*Work instructions*: The required result is a copy of each line below in which "Zuid" appears.

*Exercise material*:
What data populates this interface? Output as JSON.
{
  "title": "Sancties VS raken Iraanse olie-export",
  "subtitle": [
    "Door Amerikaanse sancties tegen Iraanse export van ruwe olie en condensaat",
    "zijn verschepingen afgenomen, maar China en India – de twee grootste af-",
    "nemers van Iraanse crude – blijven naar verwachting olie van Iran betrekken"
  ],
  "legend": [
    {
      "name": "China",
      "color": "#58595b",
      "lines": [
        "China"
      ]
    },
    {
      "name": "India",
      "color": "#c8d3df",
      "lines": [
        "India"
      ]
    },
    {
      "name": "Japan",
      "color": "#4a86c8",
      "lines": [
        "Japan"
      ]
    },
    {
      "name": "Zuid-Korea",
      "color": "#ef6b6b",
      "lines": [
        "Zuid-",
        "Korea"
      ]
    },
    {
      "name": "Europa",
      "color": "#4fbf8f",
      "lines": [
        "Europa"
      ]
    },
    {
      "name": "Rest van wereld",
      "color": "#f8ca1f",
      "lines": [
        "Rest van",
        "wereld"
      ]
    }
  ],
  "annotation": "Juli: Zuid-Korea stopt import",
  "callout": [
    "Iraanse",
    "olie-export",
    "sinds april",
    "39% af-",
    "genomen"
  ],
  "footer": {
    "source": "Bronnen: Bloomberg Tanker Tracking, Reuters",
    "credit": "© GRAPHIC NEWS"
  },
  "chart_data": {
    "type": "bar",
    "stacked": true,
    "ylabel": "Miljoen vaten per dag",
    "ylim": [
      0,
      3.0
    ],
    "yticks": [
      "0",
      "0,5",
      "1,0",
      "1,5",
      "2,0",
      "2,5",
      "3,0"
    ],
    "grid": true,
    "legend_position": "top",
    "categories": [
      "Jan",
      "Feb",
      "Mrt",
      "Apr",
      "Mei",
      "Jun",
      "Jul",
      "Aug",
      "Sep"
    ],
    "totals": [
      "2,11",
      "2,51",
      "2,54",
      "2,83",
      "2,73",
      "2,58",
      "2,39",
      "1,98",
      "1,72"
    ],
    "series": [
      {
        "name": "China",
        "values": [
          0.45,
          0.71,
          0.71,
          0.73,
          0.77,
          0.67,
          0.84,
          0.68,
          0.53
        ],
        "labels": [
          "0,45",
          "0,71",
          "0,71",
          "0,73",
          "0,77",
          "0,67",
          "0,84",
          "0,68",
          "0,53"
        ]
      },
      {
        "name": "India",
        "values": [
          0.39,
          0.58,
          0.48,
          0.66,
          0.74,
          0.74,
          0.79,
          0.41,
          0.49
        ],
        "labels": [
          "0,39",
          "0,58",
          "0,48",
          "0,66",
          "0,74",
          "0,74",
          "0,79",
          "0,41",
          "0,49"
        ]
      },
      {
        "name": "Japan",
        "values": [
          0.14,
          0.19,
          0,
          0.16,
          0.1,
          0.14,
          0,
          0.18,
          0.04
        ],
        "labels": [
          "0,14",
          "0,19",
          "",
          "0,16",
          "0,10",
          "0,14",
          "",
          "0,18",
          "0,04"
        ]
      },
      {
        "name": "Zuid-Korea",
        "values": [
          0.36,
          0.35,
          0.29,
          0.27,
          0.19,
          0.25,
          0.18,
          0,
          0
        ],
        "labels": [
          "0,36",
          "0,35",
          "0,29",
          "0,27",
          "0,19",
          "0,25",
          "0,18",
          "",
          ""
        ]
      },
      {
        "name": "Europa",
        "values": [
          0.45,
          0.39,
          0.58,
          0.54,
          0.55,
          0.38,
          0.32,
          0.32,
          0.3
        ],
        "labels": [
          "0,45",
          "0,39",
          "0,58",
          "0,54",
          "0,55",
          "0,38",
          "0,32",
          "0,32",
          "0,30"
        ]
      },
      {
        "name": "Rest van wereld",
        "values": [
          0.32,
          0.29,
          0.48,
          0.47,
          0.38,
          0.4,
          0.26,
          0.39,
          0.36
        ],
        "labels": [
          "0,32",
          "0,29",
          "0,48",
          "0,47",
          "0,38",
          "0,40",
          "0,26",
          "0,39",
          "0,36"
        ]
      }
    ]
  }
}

*Result of the task*:
      "name": "Zuid-Korea",
        "Zuid-",
  "annotation": "Juli: Zuid-Korea stopt import",
        "name": "Zuid-Korea",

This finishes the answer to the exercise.